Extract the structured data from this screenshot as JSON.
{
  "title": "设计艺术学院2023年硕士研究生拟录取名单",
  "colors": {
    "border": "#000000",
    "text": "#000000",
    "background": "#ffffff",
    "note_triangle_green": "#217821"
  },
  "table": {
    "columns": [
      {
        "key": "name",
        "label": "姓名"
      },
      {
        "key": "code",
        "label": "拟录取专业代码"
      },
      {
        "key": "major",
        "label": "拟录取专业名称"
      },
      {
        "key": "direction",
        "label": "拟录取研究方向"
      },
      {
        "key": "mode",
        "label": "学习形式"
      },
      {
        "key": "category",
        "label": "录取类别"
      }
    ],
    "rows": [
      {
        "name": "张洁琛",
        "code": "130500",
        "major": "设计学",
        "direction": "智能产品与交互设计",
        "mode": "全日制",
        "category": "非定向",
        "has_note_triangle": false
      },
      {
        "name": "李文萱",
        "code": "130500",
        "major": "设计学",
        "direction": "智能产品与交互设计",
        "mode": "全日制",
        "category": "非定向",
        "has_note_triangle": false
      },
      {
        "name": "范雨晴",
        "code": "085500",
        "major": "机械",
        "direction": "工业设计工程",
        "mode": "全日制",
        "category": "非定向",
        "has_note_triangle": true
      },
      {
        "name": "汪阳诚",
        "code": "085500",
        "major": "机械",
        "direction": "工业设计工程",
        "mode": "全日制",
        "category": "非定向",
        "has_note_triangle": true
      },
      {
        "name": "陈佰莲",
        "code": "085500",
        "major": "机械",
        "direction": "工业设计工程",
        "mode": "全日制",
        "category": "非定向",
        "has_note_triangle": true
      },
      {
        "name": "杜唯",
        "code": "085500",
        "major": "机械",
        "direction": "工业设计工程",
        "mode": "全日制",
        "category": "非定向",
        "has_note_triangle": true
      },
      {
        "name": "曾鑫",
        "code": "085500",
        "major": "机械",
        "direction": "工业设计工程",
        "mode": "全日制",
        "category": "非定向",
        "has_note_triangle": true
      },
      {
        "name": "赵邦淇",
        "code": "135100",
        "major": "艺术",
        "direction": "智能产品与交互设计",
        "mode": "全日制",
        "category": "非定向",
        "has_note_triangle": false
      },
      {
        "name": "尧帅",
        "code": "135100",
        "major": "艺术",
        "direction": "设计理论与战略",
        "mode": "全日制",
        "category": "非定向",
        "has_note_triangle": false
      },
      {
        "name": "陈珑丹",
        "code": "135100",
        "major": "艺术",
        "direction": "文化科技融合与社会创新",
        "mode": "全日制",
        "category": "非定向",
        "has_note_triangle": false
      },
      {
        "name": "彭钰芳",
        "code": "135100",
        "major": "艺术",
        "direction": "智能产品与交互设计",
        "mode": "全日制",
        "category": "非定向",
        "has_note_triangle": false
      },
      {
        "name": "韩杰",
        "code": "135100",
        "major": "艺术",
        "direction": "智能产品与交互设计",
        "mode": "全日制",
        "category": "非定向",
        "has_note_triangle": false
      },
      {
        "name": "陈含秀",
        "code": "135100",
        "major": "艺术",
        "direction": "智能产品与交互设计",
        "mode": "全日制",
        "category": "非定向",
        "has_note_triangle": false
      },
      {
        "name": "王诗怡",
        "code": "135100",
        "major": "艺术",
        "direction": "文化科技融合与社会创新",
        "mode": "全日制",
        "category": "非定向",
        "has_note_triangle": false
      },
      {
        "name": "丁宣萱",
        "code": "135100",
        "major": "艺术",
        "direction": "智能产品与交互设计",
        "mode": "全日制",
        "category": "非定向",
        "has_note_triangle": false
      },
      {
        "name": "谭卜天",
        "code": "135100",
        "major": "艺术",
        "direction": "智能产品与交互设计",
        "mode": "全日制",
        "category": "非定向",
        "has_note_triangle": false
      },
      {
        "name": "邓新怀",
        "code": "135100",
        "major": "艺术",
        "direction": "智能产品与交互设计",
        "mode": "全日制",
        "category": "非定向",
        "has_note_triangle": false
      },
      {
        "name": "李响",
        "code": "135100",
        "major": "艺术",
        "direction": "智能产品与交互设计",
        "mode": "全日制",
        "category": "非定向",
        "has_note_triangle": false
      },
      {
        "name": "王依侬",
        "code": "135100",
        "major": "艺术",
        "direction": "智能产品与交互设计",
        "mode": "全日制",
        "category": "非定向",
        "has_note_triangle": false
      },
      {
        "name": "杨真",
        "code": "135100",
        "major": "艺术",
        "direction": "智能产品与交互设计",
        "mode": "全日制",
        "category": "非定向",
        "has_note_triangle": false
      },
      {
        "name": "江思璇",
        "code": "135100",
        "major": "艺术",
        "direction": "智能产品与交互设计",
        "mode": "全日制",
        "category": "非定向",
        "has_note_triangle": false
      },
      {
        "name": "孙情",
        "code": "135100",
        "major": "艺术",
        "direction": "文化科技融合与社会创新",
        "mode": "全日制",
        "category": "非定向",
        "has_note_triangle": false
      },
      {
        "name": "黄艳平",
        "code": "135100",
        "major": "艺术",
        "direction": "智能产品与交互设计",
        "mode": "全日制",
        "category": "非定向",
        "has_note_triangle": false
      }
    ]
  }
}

⁂

SHORT PROBLEM: Reply with the number of lines in the material above that contain "label", and nothing more.

WRITTEN SOLUTION: 6